[Start DATA TO USE]
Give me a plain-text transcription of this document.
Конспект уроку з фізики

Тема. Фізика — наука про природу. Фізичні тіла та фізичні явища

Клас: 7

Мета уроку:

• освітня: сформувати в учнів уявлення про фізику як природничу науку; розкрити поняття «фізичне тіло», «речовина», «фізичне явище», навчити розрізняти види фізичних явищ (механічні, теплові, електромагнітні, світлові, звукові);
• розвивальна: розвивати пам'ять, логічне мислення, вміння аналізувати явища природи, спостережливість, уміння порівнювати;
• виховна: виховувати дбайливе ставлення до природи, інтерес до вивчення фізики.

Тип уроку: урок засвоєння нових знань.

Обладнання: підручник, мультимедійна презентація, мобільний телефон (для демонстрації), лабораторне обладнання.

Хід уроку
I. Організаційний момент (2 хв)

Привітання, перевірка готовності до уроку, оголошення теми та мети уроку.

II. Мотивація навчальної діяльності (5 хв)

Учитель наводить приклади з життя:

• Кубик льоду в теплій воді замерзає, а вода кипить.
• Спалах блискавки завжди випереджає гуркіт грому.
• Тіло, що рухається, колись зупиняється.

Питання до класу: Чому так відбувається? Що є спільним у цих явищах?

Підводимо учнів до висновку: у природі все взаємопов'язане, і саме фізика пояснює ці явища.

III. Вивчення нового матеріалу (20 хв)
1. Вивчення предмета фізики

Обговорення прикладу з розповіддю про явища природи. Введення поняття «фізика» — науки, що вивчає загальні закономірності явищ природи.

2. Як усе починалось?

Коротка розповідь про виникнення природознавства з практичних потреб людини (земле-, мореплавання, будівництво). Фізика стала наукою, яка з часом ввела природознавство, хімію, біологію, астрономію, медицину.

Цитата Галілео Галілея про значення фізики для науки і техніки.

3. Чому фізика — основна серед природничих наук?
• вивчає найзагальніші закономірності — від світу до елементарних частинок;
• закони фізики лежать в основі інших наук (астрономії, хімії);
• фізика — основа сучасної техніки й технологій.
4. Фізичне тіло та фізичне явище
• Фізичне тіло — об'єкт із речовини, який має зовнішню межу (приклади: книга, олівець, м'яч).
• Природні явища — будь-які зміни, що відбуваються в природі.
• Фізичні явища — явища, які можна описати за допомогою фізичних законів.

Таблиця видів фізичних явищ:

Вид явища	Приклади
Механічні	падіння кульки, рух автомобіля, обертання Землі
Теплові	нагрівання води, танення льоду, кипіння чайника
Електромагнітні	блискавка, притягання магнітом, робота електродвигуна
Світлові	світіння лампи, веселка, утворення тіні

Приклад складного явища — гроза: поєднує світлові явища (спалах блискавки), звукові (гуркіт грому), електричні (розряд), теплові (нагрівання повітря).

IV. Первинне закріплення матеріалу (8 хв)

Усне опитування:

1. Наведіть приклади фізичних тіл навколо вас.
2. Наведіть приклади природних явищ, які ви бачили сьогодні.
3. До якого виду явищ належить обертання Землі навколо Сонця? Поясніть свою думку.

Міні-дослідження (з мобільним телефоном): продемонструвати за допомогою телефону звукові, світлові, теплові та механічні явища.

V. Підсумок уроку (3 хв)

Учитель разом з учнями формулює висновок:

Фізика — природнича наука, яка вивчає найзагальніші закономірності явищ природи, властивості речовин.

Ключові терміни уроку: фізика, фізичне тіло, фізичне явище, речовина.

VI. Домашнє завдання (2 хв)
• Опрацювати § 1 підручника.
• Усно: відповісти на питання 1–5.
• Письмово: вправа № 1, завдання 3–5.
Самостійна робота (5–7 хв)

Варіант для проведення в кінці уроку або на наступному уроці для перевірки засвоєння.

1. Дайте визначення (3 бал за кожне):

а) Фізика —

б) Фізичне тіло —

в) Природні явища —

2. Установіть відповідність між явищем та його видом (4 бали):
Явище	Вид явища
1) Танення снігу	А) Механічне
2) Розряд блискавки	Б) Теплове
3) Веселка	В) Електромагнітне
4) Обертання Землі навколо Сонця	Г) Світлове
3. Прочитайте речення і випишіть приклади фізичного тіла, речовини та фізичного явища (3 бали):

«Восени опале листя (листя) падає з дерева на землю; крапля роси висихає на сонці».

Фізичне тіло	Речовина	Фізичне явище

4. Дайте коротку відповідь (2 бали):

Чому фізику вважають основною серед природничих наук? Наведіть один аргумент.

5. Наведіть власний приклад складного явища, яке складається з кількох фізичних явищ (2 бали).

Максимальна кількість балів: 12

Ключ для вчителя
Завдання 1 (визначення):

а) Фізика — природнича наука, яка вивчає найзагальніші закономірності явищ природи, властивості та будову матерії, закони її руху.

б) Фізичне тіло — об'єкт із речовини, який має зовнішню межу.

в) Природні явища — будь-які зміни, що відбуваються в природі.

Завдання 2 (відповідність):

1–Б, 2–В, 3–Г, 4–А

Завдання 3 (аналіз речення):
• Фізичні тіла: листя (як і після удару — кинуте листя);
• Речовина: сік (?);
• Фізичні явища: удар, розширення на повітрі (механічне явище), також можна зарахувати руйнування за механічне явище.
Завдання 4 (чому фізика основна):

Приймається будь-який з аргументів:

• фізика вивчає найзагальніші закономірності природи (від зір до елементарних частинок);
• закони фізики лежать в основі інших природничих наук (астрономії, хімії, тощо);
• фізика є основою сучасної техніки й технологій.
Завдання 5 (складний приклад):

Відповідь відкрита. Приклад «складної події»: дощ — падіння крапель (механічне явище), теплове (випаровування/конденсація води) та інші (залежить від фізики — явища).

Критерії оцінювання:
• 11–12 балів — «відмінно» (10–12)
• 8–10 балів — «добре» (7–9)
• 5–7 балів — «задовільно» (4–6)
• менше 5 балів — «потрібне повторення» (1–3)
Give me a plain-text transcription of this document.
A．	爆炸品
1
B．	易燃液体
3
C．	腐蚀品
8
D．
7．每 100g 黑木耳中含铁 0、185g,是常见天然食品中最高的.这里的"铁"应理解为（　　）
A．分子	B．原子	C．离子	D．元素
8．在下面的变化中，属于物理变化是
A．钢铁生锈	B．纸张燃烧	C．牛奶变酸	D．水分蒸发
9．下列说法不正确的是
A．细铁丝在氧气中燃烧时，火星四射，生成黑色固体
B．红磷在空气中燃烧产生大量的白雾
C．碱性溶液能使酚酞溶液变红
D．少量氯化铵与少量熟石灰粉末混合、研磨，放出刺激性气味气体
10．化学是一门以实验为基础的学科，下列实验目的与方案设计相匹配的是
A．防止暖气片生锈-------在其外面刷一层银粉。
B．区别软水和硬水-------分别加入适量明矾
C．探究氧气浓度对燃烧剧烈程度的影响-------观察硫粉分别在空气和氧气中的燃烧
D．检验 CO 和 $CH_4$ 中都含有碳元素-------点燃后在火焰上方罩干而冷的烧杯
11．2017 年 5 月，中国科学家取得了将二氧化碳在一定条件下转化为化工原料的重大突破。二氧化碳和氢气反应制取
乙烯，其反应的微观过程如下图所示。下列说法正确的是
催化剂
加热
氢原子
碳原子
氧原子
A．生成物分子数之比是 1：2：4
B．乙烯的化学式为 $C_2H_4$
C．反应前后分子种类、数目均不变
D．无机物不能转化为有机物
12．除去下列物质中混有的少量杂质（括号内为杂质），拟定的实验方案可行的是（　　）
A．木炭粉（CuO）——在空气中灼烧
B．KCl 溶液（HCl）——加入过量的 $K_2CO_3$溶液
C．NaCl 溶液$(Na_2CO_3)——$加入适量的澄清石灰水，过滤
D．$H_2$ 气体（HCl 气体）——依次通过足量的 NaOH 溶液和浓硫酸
[End DATA TO USE]
WHAT YOU HAVE TO DO :: Report every line in the data above in which the word "зміни" appears.

EXERCISE OUTPUT ::
• Природні явища — будь-які зміни, що відбуваються в природі.
в) Природні явища — будь-які зміни, що відбуваються в природі.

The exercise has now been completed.